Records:
+++

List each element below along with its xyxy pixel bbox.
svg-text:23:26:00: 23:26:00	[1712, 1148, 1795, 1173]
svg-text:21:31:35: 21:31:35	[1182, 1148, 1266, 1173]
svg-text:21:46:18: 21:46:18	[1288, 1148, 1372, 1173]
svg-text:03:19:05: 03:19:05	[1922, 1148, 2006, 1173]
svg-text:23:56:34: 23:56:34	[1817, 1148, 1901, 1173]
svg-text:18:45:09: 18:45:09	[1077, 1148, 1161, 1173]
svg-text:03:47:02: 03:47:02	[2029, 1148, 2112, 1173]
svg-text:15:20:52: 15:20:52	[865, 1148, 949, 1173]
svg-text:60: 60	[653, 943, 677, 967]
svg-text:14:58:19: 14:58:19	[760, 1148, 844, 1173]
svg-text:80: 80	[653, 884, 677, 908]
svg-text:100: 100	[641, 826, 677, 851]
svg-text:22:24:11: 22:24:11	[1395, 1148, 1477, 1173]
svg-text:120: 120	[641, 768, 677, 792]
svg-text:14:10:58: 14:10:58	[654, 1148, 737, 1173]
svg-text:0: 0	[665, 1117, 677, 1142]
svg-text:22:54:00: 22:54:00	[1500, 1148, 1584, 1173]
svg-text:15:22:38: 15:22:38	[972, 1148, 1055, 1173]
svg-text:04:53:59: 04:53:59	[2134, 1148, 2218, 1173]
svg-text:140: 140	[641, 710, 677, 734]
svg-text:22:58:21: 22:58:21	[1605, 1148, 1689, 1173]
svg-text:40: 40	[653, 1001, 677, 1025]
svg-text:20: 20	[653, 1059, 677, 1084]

+++

Give back every line of the entries above, character for character and without any changes.

List each element below along with its xyxy pixel bbox.
svg-text:23:26:00: 23:26:00	[1712, 1148, 1795, 1173]
svg-text:21:31:35: 21:31:35	[1182, 1148, 1266, 1173]
svg-text:21:46:18: 21:46:18	[1288, 1148, 1372, 1173]
svg-text:03:19:05: 03:19:05	[1922, 1148, 2006, 1173]
svg-text:23:56:34: 23:56:34	[1817, 1148, 1901, 1173]
svg-text:18:45:09: 18:45:09	[1077, 1148, 1161, 1173]
svg-text:03:47:02: 03:47:02	[2029, 1148, 2112, 1173]
svg-text:15:20:52: 15:20:52	[865, 1148, 949, 1173]
svg-text:60: 60	[653, 943, 677, 967]
svg-text:14:58:19: 14:58:19	[760, 1148, 844, 1173]
svg-text:80: 80	[653, 884, 677, 908]
svg-text:100: 100	[641, 826, 677, 851]
svg-text:22:24:11: 22:24:11	[1395, 1148, 1477, 1173]
svg-text:120: 120	[641, 768, 677, 792]
svg-text:14:10:58: 14:10:58	[654, 1148, 737, 1173]
svg-text:0: 0	[665, 1117, 677, 1142]
svg-text:22:54:00: 22:54:00	[1500, 1148, 1584, 1173]
svg-text:15:22:38: 15:22:38	[972, 1148, 1055, 1173]
svg-text:04:53:59: 04:53:59	[2134, 1148, 2218, 1173]
svg-text:140: 140	[641, 710, 677, 734]
svg-text:22:58:21: 22:58:21	[1605, 1148, 1689, 1173]
svg-text:40: 40	[653, 1001, 677, 1025]
svg-text:20: 20	[653, 1059, 677, 1084]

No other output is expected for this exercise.